Rows from a dataset
— Begin —
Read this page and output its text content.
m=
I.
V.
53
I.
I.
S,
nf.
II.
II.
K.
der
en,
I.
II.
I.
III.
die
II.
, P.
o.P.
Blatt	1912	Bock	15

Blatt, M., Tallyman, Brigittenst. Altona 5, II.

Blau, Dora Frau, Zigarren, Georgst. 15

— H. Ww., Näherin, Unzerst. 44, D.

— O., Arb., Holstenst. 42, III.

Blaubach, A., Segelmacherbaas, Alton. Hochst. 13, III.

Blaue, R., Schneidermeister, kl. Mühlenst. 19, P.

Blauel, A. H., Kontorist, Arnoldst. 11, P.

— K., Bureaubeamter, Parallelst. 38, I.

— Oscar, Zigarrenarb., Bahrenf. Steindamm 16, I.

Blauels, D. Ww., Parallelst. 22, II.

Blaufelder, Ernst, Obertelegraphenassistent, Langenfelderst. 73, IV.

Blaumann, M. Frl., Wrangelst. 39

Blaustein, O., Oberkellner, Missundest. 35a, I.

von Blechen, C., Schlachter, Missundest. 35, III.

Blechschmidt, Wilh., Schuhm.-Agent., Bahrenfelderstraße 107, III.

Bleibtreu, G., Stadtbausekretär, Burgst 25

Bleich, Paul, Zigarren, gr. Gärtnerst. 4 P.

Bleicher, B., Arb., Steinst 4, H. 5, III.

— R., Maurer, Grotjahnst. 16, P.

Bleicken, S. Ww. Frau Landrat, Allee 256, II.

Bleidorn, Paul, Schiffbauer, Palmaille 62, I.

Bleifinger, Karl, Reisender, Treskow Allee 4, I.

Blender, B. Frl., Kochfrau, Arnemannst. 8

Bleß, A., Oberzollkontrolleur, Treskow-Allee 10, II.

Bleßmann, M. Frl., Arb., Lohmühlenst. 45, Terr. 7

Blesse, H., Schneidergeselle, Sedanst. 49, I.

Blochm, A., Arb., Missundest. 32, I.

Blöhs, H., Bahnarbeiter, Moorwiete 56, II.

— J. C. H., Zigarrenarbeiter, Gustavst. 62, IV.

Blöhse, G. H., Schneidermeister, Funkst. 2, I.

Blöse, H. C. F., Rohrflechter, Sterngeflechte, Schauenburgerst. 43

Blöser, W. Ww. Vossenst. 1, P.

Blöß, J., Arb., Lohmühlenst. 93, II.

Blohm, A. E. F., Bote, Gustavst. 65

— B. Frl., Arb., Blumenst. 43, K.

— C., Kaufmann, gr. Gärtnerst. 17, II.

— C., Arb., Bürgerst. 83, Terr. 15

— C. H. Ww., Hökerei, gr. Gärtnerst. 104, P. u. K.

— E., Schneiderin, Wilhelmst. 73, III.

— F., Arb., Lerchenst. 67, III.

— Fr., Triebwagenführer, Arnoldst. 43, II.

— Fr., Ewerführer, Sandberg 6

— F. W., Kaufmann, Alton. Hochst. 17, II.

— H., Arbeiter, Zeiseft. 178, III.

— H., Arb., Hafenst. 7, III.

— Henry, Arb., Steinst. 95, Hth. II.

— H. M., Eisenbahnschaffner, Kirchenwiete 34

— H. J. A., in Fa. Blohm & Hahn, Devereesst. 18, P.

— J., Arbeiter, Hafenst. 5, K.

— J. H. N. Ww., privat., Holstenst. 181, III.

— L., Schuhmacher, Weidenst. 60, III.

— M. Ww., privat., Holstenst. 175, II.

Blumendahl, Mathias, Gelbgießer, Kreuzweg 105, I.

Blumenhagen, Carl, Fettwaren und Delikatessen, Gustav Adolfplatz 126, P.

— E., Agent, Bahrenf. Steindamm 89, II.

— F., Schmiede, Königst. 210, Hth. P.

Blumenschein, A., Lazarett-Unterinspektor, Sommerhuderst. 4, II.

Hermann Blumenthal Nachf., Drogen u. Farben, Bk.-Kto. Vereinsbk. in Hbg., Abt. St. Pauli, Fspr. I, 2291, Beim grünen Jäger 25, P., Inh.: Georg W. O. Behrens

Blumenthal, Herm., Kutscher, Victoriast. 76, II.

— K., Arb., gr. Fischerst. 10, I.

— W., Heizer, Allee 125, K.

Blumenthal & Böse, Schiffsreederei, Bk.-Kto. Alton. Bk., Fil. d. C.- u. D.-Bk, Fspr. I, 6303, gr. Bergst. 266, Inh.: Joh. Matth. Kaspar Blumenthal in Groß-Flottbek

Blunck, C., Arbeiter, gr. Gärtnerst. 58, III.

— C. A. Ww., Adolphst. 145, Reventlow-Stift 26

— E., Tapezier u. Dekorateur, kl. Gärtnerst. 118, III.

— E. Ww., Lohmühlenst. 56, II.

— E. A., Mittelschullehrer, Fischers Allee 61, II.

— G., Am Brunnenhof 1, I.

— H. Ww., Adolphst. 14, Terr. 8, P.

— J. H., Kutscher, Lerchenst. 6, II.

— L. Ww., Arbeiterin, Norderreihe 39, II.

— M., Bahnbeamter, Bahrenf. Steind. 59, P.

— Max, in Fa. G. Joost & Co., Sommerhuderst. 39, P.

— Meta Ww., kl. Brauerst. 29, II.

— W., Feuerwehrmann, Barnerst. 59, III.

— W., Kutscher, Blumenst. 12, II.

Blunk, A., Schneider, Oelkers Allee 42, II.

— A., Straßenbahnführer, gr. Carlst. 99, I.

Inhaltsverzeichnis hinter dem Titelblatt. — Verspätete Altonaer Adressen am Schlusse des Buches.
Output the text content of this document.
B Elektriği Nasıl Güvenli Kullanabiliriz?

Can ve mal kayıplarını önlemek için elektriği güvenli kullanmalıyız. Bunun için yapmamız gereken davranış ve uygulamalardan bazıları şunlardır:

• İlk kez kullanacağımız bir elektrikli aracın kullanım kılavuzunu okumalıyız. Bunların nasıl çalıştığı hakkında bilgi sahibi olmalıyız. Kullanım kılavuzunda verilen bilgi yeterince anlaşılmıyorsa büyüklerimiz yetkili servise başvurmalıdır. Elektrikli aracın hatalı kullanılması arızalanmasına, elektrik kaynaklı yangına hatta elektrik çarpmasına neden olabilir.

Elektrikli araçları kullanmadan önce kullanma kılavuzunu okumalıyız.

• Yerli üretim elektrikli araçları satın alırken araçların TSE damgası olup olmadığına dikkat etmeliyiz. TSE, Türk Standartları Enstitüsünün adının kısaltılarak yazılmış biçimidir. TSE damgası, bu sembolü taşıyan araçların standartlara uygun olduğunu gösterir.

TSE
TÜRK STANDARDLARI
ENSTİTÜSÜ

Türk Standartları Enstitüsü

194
— End —
All lines that include "Fspr" are to be gathered and copied.

Hermann Blumenthal Nachf., Drogen u. Farben, Bk.-Kto. Vereinsbk. in Hbg., Abt. St. Pauli, Fspr. I, 2291, Beim grünen Jäger 25, P., Inh.: Georg W. O. Behrens
Blumenthal & Böse, Schiffsreederei, Bk.-Kto. Alton. Bk., Fil. d. C.- u. D.-Bk, Fspr. I, 6303, gr. Bergst. 266, Inh.: Joh. Matth. Kaspar Blumenthal in Groß-Flottbek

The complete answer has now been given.